Keep every line where the word "frac" appears; drop the rest.

Records from a data source
= = = = =
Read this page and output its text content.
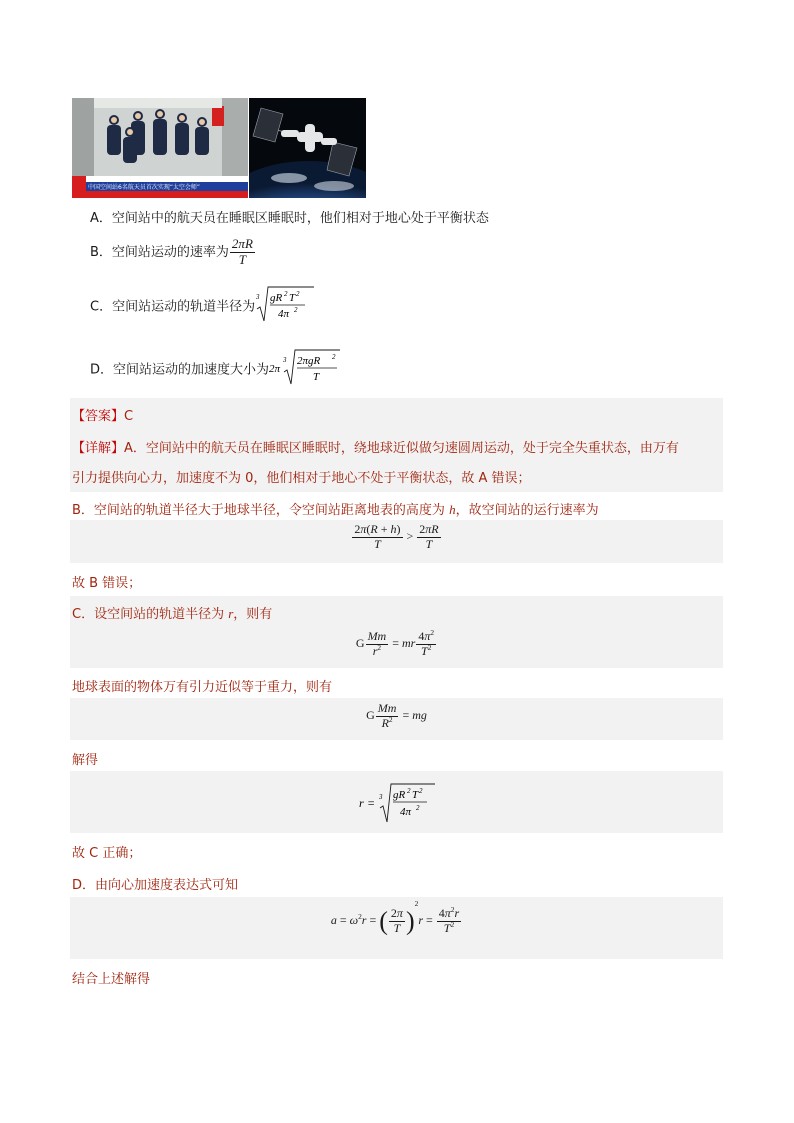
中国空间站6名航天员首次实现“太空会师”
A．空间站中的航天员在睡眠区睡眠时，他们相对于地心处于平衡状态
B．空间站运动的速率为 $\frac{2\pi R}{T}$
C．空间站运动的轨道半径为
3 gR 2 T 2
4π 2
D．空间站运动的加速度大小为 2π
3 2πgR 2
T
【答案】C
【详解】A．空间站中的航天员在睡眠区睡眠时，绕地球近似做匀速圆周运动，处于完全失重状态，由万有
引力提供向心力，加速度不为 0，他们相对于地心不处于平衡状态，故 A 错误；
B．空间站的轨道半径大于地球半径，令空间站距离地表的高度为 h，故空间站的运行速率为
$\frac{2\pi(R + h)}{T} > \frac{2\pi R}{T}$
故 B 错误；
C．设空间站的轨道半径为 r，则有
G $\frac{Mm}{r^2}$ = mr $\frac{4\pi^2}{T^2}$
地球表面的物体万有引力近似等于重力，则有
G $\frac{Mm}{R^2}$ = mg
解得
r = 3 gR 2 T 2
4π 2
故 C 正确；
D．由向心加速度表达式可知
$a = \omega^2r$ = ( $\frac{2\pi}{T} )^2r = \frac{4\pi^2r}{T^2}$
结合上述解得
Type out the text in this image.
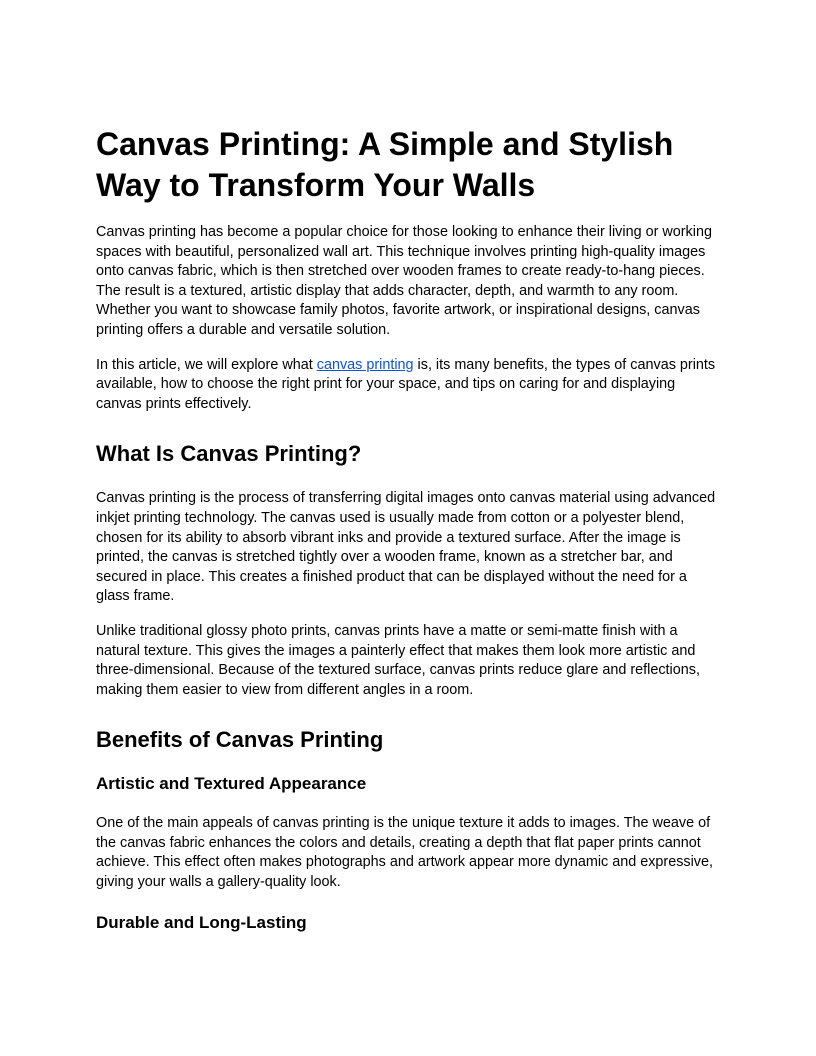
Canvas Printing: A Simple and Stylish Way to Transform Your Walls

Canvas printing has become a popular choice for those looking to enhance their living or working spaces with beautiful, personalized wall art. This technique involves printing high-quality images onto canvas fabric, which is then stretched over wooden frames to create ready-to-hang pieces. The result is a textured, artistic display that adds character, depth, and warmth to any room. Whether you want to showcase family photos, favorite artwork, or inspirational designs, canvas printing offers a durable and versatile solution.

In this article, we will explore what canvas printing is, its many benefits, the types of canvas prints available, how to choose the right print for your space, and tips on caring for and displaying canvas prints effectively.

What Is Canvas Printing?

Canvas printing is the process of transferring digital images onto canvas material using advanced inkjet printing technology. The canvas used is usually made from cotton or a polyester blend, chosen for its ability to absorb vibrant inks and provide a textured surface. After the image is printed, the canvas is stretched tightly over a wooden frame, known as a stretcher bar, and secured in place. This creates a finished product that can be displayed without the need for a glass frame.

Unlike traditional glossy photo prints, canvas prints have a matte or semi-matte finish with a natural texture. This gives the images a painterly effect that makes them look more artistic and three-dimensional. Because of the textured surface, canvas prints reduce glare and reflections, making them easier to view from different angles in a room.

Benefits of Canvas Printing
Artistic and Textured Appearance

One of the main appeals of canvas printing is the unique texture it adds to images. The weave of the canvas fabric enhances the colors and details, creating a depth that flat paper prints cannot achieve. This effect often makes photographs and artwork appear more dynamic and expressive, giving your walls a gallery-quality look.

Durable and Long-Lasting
= = = = =
## Reply to the task:
B．空间站运动的速率为 $\frac{2\pi R}{T}$
$\frac{2\pi(R + h)}{T} > \frac{2\pi R}{T}$
G $\frac{Mm}{r^2}$ = mr $\frac{4\pi^2}{T^2}$
G $\frac{Mm}{R^2}$ = mg
$a = \omega^2r$ = ( $\frac{2\pi}{T} )^2r = \frac{4\pi^2r}{T^2}$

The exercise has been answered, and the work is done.